> _Items from a data source_
###
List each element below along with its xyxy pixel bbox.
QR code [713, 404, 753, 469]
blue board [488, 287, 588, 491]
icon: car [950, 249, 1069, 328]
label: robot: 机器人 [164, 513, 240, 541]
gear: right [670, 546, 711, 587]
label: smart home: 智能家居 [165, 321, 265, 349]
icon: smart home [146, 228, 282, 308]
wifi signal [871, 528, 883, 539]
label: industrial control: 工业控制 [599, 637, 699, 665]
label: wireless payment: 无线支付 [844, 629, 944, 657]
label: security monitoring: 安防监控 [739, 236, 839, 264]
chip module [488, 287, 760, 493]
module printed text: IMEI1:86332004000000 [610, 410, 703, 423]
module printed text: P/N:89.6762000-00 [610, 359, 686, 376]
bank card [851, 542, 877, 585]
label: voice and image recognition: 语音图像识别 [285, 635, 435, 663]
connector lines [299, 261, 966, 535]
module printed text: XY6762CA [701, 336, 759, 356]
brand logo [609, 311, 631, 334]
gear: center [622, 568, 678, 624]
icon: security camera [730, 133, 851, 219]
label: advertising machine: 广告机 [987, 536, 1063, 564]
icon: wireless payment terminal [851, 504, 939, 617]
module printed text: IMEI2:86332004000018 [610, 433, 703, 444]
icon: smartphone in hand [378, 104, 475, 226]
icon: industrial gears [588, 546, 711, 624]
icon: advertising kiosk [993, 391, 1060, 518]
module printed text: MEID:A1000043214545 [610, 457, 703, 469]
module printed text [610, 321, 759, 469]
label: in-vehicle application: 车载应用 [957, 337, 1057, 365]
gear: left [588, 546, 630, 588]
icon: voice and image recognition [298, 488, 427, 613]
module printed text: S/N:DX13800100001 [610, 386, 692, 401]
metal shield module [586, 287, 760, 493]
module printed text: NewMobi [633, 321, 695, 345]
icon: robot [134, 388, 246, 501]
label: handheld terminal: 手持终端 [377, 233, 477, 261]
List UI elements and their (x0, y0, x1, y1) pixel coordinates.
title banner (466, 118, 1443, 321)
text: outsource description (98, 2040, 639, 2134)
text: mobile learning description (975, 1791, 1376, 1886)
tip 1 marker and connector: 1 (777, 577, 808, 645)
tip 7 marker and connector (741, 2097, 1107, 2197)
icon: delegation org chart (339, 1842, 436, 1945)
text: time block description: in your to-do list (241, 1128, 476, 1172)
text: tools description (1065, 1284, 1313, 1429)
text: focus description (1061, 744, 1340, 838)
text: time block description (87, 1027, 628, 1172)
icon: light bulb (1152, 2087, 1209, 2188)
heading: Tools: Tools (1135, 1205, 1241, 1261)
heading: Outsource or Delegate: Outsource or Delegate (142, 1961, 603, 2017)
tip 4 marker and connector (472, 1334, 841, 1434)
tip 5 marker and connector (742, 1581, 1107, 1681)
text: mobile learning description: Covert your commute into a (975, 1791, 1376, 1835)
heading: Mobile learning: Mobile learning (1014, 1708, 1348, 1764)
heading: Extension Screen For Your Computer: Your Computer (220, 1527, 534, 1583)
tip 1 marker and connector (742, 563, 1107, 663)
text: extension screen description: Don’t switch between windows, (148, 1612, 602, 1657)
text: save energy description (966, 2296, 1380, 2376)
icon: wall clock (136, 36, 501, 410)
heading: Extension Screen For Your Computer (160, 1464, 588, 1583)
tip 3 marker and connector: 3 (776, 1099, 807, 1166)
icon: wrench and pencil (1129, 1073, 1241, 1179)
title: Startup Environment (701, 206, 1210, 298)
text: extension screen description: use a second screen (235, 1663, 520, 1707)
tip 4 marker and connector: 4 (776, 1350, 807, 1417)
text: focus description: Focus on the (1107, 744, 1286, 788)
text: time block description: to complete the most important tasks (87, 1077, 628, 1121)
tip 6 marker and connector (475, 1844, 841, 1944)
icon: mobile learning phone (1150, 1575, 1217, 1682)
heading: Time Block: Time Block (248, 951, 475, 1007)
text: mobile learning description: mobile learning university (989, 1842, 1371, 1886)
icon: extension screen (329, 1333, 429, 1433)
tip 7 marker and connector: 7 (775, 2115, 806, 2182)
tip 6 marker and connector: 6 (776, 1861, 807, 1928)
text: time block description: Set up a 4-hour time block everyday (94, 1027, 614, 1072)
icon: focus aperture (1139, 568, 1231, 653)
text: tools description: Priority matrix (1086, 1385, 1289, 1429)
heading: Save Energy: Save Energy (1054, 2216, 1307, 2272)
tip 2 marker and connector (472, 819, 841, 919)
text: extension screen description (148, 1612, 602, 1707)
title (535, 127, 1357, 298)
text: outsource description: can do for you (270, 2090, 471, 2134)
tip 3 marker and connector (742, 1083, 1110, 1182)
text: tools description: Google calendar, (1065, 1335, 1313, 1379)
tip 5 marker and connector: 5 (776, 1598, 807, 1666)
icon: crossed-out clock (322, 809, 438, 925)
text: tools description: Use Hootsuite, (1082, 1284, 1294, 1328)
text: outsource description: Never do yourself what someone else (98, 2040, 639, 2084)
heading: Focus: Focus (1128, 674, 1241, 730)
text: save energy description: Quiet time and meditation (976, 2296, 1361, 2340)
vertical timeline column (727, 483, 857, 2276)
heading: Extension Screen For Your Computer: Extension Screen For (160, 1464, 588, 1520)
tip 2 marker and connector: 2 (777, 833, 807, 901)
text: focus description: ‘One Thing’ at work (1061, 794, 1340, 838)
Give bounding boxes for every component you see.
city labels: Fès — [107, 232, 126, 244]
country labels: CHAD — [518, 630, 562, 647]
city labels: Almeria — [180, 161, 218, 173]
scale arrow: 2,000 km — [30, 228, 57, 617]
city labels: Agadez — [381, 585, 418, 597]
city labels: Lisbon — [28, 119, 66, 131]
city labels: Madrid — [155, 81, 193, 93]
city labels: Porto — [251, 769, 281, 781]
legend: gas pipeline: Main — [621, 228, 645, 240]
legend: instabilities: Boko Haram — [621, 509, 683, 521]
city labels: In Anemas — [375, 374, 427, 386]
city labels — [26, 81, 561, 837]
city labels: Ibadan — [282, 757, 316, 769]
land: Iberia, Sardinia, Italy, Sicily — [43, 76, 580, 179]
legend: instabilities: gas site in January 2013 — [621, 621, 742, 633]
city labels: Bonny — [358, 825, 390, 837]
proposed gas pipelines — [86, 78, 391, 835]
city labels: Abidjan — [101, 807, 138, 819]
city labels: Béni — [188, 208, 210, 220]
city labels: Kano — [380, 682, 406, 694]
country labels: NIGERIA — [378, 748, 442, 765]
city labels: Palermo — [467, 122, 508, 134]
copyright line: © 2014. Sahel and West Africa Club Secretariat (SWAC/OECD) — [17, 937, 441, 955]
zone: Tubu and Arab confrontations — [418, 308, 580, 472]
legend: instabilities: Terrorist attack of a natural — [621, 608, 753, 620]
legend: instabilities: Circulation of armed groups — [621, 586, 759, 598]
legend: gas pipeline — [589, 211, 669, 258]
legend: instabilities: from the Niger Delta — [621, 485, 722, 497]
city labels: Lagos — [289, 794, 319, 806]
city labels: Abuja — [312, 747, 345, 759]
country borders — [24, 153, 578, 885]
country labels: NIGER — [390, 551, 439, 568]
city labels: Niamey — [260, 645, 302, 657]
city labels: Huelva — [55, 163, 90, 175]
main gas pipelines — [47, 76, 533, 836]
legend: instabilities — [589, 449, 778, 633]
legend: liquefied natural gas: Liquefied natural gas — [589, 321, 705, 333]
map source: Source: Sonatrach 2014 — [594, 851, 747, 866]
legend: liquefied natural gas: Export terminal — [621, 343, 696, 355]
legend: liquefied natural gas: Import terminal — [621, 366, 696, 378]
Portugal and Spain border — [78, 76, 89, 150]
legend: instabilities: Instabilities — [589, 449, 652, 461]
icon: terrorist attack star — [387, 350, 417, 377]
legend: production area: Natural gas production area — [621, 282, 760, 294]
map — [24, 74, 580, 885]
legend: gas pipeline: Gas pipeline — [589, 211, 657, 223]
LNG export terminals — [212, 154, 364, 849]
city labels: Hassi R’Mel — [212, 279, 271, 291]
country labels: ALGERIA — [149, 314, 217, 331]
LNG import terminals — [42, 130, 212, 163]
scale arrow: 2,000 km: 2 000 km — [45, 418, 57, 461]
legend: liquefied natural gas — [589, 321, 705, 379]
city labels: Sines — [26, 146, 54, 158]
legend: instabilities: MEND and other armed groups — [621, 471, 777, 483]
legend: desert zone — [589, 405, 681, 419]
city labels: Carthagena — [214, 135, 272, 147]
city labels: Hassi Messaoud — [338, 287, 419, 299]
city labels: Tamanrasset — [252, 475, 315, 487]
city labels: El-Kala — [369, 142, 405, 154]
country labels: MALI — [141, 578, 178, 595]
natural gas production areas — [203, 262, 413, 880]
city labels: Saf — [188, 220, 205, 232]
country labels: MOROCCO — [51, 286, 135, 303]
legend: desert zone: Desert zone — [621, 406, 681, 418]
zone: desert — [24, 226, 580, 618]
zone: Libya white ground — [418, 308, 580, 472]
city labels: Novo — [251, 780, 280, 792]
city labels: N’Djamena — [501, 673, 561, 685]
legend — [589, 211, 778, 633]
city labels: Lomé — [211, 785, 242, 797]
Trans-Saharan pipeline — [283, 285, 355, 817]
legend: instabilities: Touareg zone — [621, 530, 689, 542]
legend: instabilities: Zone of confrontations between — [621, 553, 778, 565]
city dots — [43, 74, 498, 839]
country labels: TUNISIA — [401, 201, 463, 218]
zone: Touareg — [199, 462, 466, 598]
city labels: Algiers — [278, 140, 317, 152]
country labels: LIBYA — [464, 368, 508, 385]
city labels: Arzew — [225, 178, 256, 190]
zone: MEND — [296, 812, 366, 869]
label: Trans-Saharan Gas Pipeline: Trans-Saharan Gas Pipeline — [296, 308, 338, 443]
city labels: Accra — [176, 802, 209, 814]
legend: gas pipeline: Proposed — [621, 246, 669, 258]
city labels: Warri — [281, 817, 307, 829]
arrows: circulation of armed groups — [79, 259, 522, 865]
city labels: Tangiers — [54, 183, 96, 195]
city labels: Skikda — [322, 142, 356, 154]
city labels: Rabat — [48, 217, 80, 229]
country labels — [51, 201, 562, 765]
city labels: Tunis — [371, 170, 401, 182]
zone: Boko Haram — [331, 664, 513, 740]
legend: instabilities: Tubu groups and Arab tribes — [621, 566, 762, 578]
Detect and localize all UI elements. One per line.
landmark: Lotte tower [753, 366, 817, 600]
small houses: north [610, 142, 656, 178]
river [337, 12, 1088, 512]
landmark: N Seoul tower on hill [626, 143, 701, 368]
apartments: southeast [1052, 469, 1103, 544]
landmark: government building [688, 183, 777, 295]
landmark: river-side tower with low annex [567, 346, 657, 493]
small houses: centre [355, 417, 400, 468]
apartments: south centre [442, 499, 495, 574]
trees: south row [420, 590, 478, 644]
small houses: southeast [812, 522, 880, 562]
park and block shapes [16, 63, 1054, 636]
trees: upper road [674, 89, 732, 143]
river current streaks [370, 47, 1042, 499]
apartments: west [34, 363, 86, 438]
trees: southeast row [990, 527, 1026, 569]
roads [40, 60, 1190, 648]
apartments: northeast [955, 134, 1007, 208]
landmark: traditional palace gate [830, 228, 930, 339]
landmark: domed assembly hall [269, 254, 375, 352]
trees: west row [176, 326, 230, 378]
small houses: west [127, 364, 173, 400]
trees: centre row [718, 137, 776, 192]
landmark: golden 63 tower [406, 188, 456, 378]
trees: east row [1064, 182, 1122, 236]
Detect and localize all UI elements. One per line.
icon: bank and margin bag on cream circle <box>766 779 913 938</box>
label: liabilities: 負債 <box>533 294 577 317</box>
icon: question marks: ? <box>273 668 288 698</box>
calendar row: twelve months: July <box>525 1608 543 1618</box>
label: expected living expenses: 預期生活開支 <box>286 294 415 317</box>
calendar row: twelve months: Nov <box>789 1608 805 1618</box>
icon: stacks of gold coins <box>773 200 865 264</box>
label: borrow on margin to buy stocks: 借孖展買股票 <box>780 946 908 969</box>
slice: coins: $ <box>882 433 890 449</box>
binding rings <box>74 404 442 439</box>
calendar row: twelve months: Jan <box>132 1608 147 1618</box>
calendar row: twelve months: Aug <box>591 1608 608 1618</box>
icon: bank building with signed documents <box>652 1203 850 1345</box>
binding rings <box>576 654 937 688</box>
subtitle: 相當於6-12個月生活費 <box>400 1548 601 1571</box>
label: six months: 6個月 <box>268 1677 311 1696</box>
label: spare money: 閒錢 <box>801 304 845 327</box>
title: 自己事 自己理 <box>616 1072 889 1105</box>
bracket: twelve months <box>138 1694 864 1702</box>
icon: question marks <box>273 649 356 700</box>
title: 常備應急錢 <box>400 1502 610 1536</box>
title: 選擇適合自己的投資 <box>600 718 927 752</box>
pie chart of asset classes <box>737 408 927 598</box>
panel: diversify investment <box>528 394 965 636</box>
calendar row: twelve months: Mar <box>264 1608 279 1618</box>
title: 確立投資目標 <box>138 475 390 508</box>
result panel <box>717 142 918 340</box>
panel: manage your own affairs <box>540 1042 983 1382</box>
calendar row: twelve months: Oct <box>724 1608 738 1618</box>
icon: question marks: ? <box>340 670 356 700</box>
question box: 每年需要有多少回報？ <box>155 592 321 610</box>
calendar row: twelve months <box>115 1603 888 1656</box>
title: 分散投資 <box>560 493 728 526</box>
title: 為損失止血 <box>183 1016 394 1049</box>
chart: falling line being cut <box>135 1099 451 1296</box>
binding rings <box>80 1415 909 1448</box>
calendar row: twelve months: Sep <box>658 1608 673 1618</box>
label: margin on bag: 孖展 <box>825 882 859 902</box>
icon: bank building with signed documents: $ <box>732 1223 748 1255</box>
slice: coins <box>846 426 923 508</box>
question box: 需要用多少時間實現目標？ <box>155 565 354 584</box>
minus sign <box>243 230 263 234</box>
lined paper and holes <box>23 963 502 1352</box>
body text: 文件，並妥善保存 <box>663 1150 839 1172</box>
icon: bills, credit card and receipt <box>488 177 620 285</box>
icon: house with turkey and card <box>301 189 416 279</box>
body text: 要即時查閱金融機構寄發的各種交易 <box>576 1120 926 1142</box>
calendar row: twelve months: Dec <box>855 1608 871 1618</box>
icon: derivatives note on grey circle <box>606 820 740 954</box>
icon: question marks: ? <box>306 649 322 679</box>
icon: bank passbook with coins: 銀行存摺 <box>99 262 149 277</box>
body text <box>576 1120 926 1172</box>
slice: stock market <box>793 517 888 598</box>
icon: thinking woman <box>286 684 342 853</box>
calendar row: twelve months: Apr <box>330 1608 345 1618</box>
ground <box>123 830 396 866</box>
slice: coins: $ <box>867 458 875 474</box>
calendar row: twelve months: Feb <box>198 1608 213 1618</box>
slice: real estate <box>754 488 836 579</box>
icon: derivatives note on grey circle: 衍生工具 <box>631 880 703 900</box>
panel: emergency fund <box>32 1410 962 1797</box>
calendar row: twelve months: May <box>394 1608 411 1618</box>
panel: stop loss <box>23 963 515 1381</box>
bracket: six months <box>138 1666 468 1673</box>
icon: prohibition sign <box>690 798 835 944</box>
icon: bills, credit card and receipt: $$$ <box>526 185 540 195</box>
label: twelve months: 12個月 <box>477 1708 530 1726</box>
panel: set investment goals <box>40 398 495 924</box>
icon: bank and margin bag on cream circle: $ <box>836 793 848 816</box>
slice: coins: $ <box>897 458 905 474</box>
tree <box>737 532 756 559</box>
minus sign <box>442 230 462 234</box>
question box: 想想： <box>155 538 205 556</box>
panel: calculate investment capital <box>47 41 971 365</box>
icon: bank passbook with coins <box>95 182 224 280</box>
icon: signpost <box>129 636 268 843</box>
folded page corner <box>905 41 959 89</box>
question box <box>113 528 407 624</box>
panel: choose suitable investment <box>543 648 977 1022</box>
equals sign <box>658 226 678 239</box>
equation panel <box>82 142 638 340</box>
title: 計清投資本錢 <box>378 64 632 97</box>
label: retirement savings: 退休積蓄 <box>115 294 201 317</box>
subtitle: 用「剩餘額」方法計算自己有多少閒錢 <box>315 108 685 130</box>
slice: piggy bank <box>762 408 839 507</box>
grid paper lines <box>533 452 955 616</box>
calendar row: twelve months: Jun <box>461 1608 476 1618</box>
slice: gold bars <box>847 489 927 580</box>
###
> _Task brief_
Copy the data from its first line through the line that contains "label: advertising machine: 广告机", reproducing every line verbatim.

> _Completed exercise_
List each element below along with its xyxy pixel bbox.
QR code [713, 404, 753, 469]
blue board [488, 287, 588, 491]
icon: car [950, 249, 1069, 328]
label: robot: 机器人 [164, 513, 240, 541]
gear: right [670, 546, 711, 587]
label: smart home: 智能家居 [165, 321, 265, 349]
icon: smart home [146, 228, 282, 308]
wifi signal [871, 528, 883, 539]
label: industrial control: 工业控制 [599, 637, 699, 665]
label: wireless payment: 无线支付 [844, 629, 944, 657]
label: security monitoring: 安防监控 [739, 236, 839, 264]
chip module [488, 287, 760, 493]
module printed text: IMEI1:86332004000000 [610, 410, 703, 423]
module printed text: P/N:89.6762000-00 [610, 359, 686, 376]
bank card [851, 542, 877, 585]
label: voice and image recognition: 语音图像识别 [285, 635, 435, 663]
connector lines [299, 261, 966, 535]
module printed text: XY6762CA [701, 336, 759, 356]
brand logo [609, 311, 631, 334]
gear: center [622, 568, 678, 624]
icon: security camera [730, 133, 851, 219]
label: advertising machine: 广告机 [987, 536, 1063, 564]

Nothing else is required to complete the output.